- **Data provided**
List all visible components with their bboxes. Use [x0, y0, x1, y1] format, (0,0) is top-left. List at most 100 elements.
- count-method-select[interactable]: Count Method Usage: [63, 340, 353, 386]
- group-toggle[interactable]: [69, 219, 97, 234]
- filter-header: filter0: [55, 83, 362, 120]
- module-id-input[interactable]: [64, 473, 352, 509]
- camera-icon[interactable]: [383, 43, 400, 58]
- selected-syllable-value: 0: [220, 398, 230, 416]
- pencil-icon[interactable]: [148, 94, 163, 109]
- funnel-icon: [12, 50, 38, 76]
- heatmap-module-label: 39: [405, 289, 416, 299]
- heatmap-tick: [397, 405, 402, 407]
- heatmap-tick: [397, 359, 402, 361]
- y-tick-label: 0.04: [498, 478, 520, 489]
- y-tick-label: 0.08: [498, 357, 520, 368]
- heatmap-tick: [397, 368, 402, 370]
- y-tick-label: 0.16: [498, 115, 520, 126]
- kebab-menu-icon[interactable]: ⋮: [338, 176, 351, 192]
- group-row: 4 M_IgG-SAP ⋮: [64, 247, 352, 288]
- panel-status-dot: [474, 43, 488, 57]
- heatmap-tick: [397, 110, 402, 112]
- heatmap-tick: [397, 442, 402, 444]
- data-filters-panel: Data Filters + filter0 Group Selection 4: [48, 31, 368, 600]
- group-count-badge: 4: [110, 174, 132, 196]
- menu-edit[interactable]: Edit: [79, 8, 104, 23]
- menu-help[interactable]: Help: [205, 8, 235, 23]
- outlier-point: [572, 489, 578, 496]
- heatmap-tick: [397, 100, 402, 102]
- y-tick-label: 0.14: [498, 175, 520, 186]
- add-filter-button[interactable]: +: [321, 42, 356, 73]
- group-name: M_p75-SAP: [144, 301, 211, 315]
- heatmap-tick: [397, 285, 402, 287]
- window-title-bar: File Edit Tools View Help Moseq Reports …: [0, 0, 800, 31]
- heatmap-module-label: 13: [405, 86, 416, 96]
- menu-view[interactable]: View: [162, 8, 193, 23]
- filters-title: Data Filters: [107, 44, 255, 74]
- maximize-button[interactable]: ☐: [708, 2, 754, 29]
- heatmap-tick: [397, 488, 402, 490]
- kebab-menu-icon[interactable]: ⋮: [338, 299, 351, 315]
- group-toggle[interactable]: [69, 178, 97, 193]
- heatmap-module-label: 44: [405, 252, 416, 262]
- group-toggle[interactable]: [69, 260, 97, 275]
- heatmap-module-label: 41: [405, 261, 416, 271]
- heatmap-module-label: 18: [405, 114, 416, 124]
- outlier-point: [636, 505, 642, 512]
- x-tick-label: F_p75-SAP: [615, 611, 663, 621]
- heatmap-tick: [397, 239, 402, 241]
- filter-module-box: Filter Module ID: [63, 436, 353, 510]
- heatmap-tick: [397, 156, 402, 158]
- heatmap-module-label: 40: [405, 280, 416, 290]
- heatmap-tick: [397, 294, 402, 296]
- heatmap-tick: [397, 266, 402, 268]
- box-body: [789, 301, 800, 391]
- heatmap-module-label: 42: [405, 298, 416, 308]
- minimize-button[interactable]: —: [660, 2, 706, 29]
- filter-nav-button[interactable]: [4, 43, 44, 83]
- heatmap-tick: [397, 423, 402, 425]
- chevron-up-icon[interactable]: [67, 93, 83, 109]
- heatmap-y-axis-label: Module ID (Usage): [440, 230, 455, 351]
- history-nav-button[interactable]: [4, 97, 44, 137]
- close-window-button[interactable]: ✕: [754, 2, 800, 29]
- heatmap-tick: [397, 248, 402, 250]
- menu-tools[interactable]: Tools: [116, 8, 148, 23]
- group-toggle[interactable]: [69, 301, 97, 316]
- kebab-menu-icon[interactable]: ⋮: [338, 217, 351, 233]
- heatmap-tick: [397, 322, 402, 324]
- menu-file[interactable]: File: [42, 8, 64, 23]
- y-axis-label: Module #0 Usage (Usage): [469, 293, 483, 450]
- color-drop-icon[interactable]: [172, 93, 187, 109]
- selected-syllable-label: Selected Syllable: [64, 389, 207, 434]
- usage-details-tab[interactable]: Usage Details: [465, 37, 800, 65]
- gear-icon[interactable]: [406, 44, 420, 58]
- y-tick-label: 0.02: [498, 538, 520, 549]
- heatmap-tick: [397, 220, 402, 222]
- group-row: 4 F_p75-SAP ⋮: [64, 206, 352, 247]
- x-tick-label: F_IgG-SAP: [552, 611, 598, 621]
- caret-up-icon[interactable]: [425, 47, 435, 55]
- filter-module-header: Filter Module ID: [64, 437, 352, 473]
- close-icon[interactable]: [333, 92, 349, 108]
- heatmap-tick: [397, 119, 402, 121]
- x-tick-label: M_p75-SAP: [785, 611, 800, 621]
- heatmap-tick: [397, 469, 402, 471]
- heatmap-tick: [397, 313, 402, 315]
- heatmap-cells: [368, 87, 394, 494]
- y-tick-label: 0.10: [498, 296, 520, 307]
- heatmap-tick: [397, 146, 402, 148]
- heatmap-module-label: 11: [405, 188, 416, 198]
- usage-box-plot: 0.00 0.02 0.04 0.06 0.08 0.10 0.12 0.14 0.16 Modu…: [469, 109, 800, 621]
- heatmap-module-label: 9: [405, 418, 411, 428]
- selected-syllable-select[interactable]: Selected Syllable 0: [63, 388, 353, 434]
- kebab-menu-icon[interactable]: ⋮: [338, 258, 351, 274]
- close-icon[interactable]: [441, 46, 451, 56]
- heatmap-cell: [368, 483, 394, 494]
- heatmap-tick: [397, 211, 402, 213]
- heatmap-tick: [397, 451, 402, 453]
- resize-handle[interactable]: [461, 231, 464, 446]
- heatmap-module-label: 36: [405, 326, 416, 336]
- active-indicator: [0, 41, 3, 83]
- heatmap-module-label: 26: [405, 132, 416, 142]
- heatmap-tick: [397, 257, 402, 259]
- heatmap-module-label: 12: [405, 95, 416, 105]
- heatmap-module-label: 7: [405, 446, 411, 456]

- **Exercise objective**
Copy out every line of the listing above verbatim, changing nothing.

- **Answer to the problem**
List all visible components with their bboxes. Use [x0, y0, x1, y1] format, (0,0) is top-left. List at most 100 elements.
- count-method-select[interactable]: Count Method Usage: [63, 340, 353, 386]
- group-toggle[interactable]: [69, 219, 97, 234]
- filter-header: filter0: [55, 83, 362, 120]
- module-id-input[interactable]: [64, 473, 352, 509]
- camera-icon[interactable]: [383, 43, 400, 58]
- selected-syllable-value: 0: [220, 398, 230, 416]
- pencil-icon[interactable]: [148, 94, 163, 109]
- funnel-icon: [12, 50, 38, 76]
- heatmap-module-label: 39: [405, 289, 416, 299]
- heatmap-tick: [397, 405, 402, 407]
- heatmap-tick: [397, 359, 402, 361]
- y-tick-label: 0.04: [498, 478, 520, 489]
- y-tick-label: 0.08: [498, 357, 520, 368]
- heatmap-tick: [397, 368, 402, 370]
- y-tick-label: 0.16: [498, 115, 520, 126]
- kebab-menu-icon[interactable]: ⋮: [338, 176, 351, 192]
- group-row: 4 M_IgG-SAP ⋮: [64, 247, 352, 288]
- panel-status-dot: [474, 43, 488, 57]
- heatmap-tick: [397, 110, 402, 112]
- heatmap-tick: [397, 442, 402, 444]
- data-filters-panel: Data Filters + filter0 Group Selection 4: [48, 31, 368, 600]
- group-count-badge: 4: [110, 174, 132, 196]
- menu-edit[interactable]: Edit: [79, 8, 104, 23]
- menu-help[interactable]: Help: [205, 8, 235, 23]
- outlier-point: [572, 489, 578, 496]
- heatmap-tick: [397, 100, 402, 102]
- y-tick-label: 0.14: [498, 175, 520, 186]
- add-filter-button[interactable]: +: [321, 42, 356, 73]
- group-name: M_p75-SAP: [144, 301, 211, 315]
- heatmap-tick: [397, 285, 402, 287]
- window-title-bar: File Edit Tools View Help Moseq Reports …: [0, 0, 800, 31]
- heatmap-module-label: 13: [405, 86, 416, 96]
- menu-view[interactable]: View: [162, 8, 193, 23]
- filters-title: Data Filters: [107, 44, 255, 74]
- maximize-button[interactable]: ☐: [708, 2, 754, 29]
- heatmap-tick: [397, 488, 402, 490]
- kebab-menu-icon[interactable]: ⋮: [338, 299, 351, 315]
- group-toggle[interactable]: [69, 178, 97, 193]
- heatmap-module-label: 44: [405, 252, 416, 262]
- group-toggle[interactable]: [69, 260, 97, 275]
- heatmap-module-label: 41: [405, 261, 416, 271]
- heatmap-module-label: 18: [405, 114, 416, 124]
- outlier-point: [636, 505, 642, 512]
- x-tick-label: F_p75-SAP: [615, 611, 663, 621]
- heatmap-tick: [397, 239, 402, 241]
- filter-module-box: Filter Module ID: [63, 436, 353, 510]
- heatmap-tick: [397, 156, 402, 158]
- heatmap-module-label: 40: [405, 280, 416, 290]
- heatmap-tick: [397, 294, 402, 296]
- heatmap-tick: [397, 266, 402, 268]
- box-body: [789, 301, 800, 391]
- heatmap-module-label: 42: [405, 298, 416, 308]
- minimize-button[interactable]: —: [660, 2, 706, 29]
- filter-nav-button[interactable]: [4, 43, 44, 83]
- heatmap-tick: [397, 423, 402, 425]
- chevron-up-icon[interactable]: [67, 93, 83, 109]
- heatmap-y-axis-label: Module ID (Usage): [440, 230, 455, 351]
- history-nav-button[interactable]: [4, 97, 44, 137]
- close-window-button[interactable]: ✕: [754, 2, 800, 29]
- heatmap-tick: [397, 248, 402, 250]
- menu-tools[interactable]: Tools: [116, 8, 148, 23]
- group-toggle[interactable]: [69, 301, 97, 316]
- kebab-menu-icon[interactable]: ⋮: [338, 217, 351, 233]
- heatmap-tick: [397, 322, 402, 324]
- menu-file[interactable]: File: [42, 8, 64, 23]
- y-axis-label: Module #0 Usage (Usage): [469, 293, 483, 450]
- color-drop-icon[interactable]: [172, 93, 187, 109]
- selected-syllable-label: Selected Syllable: [64, 389, 207, 434]
- usage-details-tab[interactable]: Usage Details: [465, 37, 800, 65]
- gear-icon[interactable]: [406, 44, 420, 58]
- y-tick-label: 0.02: [498, 538, 520, 549]
- heatmap-tick: [397, 220, 402, 222]
- group-row: 4 F_p75-SAP ⋮: [64, 206, 352, 247]
- x-tick-label: F_IgG-SAP: [552, 611, 598, 621]
- caret-up-icon[interactable]: [425, 47, 435, 55]
- filter-module-header: Filter Module ID: [64, 437, 352, 473]
- close-icon[interactable]: [333, 92, 349, 108]
- heatmap-tick: [397, 119, 402, 121]
- x-tick-label: M_p75-SAP: [785, 611, 800, 621]
- heatmap-tick: [397, 469, 402, 471]
- heatmap-tick: [397, 313, 402, 315]
- heatmap-cells: [368, 87, 394, 494]
- y-tick-label: 0.10: [498, 296, 520, 307]
- heatmap-tick: [397, 146, 402, 148]
- heatmap-module-label: 11: [405, 188, 416, 198]
- usage-box-plot: 0.00 0.02 0.04 0.06 0.08 0.10 0.12 0.14 0.16 Modu…: [469, 109, 800, 621]
- heatmap-module-label: 9: [405, 418, 411, 428]
- selected-syllable-select[interactable]: Selected Syllable 0: [63, 388, 353, 434]
- kebab-menu-icon[interactable]: ⋮: [338, 258, 351, 274]
- close-icon[interactable]: [441, 46, 451, 56]
- heatmap-cell: [368, 483, 394, 494]
- heatmap-tick: [397, 211, 402, 213]
- heatmap-tick: [397, 451, 402, 453]
- resize-handle[interactable]: [461, 231, 464, 446]
- heatmap-module-label: 36: [405, 326, 416, 336]
- active-indicator: [0, 41, 3, 83]
- heatmap-module-label: 26: [405, 132, 416, 142]
- heatmap-tick: [397, 257, 402, 259]
- heatmap-module-label: 12: [405, 95, 416, 105]
- heatmap-module-label: 7: [405, 446, 411, 456]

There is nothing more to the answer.